Provide the records once more, identical to the original.
##### Input for this task
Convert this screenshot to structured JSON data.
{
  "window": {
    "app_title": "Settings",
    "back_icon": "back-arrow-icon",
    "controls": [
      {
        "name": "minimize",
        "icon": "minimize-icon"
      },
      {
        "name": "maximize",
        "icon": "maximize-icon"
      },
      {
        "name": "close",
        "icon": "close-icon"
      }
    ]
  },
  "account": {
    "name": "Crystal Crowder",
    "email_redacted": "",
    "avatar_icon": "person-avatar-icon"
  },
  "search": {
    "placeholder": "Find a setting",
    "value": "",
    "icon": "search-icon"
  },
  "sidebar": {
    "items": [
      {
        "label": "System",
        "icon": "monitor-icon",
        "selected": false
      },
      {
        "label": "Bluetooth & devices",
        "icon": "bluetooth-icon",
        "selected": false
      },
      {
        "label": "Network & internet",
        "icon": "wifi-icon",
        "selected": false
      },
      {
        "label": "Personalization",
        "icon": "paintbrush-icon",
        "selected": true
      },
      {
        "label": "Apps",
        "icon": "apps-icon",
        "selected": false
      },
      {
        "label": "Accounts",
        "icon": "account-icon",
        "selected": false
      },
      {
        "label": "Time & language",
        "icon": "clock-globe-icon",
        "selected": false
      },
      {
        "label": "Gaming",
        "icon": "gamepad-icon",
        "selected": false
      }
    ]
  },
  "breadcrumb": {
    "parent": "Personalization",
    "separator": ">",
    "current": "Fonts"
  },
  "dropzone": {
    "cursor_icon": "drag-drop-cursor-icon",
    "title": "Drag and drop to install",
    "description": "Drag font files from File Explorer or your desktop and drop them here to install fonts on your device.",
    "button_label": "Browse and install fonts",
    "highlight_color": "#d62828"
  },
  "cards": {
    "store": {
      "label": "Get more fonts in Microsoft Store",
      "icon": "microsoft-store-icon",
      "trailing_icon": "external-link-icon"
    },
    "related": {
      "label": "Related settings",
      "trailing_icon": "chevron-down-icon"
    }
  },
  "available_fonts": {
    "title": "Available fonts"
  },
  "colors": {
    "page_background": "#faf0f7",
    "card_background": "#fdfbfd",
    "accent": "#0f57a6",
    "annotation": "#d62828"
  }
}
##########
■ **Answer to this task**:
Convert this screenshot to structured JSON data.
{
  "window": {
    "app_title": "Settings",
    "back_icon": "back-arrow-icon",
    "controls": [
      {
        "name": "minimize",
        "icon": "minimize-icon"
      },
      {
        "name": "maximize",
        "icon": "maximize-icon"
      },
      {
        "name": "close",
        "icon": "close-icon"
      }
    ]
  },
  "account": {
    "name": "Crystal Crowder",
    "email_redacted": "",
    "avatar_icon": "person-avatar-icon"
  },
  "search": {
    "placeholder": "Find a setting",
    "value": "",
    "icon": "search-icon"
  },
  "sidebar": {
    "items": [
      {
        "label": "System",
        "icon": "monitor-icon",
        "selected": false
      },
      {
        "label": "Bluetooth & devices",
        "icon": "bluetooth-icon",
        "selected": false
      },
      {
        "label": "Network & internet",
        "icon": "wifi-icon",
        "selected": false
      },
      {
        "label": "Personalization",
        "icon": "paintbrush-icon",
        "selected": true
      },
      {
        "label": "Apps",
        "icon": "apps-icon",
        "selected": false
      },
      {
        "label": "Accounts",
        "icon": "account-icon",
        "selected": false
      },
      {
        "label": "Time & language",
        "icon": "clock-globe-icon",
        "selected": false
      },
      {
        "label": "Gaming",
        "icon": "gamepad-icon",
        "selected": false
      }
    ]
  },
  "breadcrumb": {
    "parent": "Personalization",
    "separator": ">",
    "current": "Fonts"
  },
  "dropzone": {
    "cursor_icon": "drag-drop-cursor-icon",
    "title": "Drag and drop to install",
    "description": "Drag font files from File Explorer or your desktop and drop them here to install fonts on your device.",
    "button_label": "Browse and install fonts",
    "highlight_color": "#d62828"
  },
  "cards": {
    "store": {
      "label": "Get more fonts in Microsoft Store",
      "icon": "microsoft-store-icon",
      "trailing_icon": "external-link-icon"
    },
    "related": {
      "label": "Related settings",
      "trailing_icon": "chevron-down-icon"
    }
  },
  "available_fonts": {
    "title": "Available fonts"
  },
  "colors": {
    "page_background": "#faf0f7",
    "card_background": "#fdfbfd",
    "accent": "#0f57a6",
    "annotation": "#d62828"
  }
}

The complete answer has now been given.